Exercise aim
The records below are to be quoted in full; please keep every word exact.

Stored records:
- - -
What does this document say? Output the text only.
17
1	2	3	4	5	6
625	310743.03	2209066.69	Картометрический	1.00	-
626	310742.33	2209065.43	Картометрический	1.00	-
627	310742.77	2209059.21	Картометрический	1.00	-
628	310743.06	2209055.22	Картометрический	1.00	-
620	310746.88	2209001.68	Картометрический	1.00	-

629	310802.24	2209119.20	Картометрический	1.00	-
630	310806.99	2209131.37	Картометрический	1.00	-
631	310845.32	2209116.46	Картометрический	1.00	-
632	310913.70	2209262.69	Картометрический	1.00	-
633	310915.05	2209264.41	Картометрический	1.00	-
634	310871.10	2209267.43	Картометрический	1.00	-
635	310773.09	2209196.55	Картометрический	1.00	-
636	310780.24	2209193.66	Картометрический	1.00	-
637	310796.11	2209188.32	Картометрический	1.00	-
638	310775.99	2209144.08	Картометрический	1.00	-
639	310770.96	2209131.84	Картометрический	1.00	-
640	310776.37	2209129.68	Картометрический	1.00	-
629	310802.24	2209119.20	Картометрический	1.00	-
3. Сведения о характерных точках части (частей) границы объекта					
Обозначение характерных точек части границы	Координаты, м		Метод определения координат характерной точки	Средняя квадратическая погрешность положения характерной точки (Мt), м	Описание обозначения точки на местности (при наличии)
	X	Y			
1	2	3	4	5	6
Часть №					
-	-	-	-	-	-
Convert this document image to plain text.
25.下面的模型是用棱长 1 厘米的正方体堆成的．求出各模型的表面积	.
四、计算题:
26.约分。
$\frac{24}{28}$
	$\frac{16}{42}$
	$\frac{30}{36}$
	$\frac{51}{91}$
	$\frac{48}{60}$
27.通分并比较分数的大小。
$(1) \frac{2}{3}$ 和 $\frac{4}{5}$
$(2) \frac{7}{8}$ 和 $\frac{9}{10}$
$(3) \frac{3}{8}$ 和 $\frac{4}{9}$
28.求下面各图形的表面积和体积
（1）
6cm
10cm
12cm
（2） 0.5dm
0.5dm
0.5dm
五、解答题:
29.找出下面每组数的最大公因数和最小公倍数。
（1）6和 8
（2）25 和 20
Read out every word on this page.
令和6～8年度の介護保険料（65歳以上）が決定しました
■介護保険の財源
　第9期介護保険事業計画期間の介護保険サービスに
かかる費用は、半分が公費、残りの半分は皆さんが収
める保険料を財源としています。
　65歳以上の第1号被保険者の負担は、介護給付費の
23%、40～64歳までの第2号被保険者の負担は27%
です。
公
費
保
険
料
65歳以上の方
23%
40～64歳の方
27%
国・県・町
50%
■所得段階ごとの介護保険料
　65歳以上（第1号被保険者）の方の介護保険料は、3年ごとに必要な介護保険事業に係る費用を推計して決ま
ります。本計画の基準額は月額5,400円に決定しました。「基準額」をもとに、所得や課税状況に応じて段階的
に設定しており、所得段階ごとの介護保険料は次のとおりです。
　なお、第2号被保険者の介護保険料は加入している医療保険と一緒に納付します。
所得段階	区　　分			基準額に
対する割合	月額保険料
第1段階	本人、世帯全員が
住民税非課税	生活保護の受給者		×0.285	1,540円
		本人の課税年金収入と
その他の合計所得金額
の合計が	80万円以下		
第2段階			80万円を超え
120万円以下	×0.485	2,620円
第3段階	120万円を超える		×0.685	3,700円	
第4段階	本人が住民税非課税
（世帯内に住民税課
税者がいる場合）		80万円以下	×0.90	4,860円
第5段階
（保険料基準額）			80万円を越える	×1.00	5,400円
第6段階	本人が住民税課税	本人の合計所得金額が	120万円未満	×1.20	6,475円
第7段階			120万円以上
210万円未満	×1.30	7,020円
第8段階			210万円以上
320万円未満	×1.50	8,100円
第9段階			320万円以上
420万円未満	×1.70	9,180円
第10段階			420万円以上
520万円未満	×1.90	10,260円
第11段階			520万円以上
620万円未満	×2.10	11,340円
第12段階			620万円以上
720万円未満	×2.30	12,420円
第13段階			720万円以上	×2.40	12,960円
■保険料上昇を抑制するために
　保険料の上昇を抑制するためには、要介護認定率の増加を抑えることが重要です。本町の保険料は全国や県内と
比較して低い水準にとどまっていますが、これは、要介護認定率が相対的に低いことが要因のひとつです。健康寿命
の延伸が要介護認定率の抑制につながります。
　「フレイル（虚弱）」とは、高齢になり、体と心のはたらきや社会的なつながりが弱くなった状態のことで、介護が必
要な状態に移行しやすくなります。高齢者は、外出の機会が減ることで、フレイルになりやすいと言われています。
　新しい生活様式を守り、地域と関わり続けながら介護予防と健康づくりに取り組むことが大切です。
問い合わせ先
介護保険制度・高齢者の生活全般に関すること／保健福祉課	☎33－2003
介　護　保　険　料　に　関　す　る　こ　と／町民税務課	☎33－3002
- - -
Complete output
What does this document say? Output the text only.
17
1	2	3	4	5	6
625	310743.03	2209066.69	Картометрический	1.00	-
626	310742.33	2209065.43	Картометрический	1.00	-
627	310742.77	2209059.21	Картометрический	1.00	-
628	310743.06	2209055.22	Картометрический	1.00	-
620	310746.88	2209001.68	Картометрический	1.00	-

629	310802.24	2209119.20	Картометрический	1.00	-
630	310806.99	2209131.37	Картометрический	1.00	-
631	310845.32	2209116.46	Картометрический	1.00	-
632	310913.70	2209262.69	Картометрический	1.00	-
633	310915.05	2209264.41	Картометрический	1.00	-
634	310871.10	2209267.43	Картометрический	1.00	-
635	310773.09	2209196.55	Картометрический	1.00	-
636	310780.24	2209193.66	Картометрический	1.00	-
637	310796.11	2209188.32	Картометрический	1.00	-
638	310775.99	2209144.08	Картометрический	1.00	-
639	310770.96	2209131.84	Картометрический	1.00	-
640	310776.37	2209129.68	Картометрический	1.00	-
629	310802.24	2209119.20	Картометрический	1.00	-
3. Сведения о характерных точках части (частей) границы объекта					
Обозначение характерных точек части границы	Координаты, м		Метод определения координат характерной точки	Средняя квадратическая погрешность положения характерной точки (Мt), м	Описание обозначения точки на местности (при наличии)
	X	Y			
1	2	3	4	5	6
Часть №					
-	-	-	-	-	-
Convert this document image to plain text.
25.下面的模型是用棱长 1 厘米的正方体堆成的．求出各模型的表面积	.
四、计算题:
26.约分。
$\frac{24}{28}$
	$\frac{16}{42}$
	$\frac{30}{36}$
	$\frac{51}{91}$
	$\frac{48}{60}$
27.通分并比较分数的大小。
$(1) \frac{2}{3}$ 和 $\frac{4}{5}$
$(2) \frac{7}{8}$ 和 $\frac{9}{10}$
$(3) \frac{3}{8}$ 和 $\frac{4}{9}$
28.求下面各图形的表面积和体积
（1）
6cm
10cm
12cm
（2） 0.5dm
0.5dm
0.5dm
五、解答题:
29.找出下面每组数的最大公因数和最小公倍数。
（1）6和 8
（2）25 和 20
Read out every word on this page.
令和6～8年度の介護保険料（65歳以上）が決定しました
■介護保険の財源
　第9期介護保険事業計画期間の介護保険サービスに
かかる費用は、半分が公費、残りの半分は皆さんが収
める保険料を財源としています。
　65歳以上の第1号被保険者の負担は、介護給付費の
23%、40～64歳までの第2号被保険者の負担は27%
です。
公
費
保
険
料
65歳以上の方
23%
40～64歳の方
27%
国・県・町
50%
■所得段階ごとの介護保険料
　65歳以上（第1号被保険者）の方の介護保険料は、3年ごとに必要な介護保険事業に係る費用を推計して決ま
ります。本計画の基準額は月額5,400円に決定しました。「基準額」をもとに、所得や課税状況に応じて段階的
に設定しており、所得段階ごとの介護保険料は次のとおりです。
　なお、第2号被保険者の介護保険料は加入している医療保険と一緒に納付します。
所得段階	区　　分			基準額に
対する割合	月額保険料
第1段階	本人、世帯全員が
住民税非課税	生活保護の受給者		×0.285	1,540円
		本人の課税年金収入と
その他の合計所得金額
の合計が	80万円以下		
第2段階			80万円を超え
120万円以下	×0.485	2,620円
第3段階	120万円を超える		×0.685	3,700円	
第4段階	本人が住民税非課税
（世帯内に住民税課
税者がいる場合）		80万円以下	×0.90	4,860円
第5段階
（保険料基準額）			80万円を越える	×1.00	5,400円
第6段階	本人が住民税課税	本人の合計所得金額が	120万円未満	×1.20	6,475円
第7段階			120万円以上
210万円未満	×1.30	7,020円
第8段階			210万円以上
320万円未満	×1.50	8,100円
第9段階			320万円以上
420万円未満	×1.70	9,180円
第10段階			420万円以上
520万円未満	×1.90	10,260円
第11段階			520万円以上
620万円未満	×2.10	11,340円
第12段階			620万円以上
720万円未満	×2.30	12,420円
第13段階			720万円以上	×2.40	12,960円
■保険料上昇を抑制するために
　保険料の上昇を抑制するためには、要介護認定率の増加を抑えることが重要です。本町の保険料は全国や県内と
比較して低い水準にとどまっていますが、これは、要介護認定率が相対的に低いことが要因のひとつです。健康寿命
の延伸が要介護認定率の抑制につながります。
　「フレイル（虚弱）」とは、高齢になり、体と心のはたらきや社会的なつながりが弱くなった状態のことで、介護が必
要な状態に移行しやすくなります。高齢者は、外出の機会が減ることで、フレイルになりやすいと言われています。
　新しい生活様式を守り、地域と関わり続けながら介護予防と健康づくりに取り組むことが大切です。
問い合わせ先
介護保険制度・高齢者の生活全般に関すること／保健福祉課	☎33－2003
介　護　保　険　料　に　関　す　る　こ　と／町民税務課	☎33－3002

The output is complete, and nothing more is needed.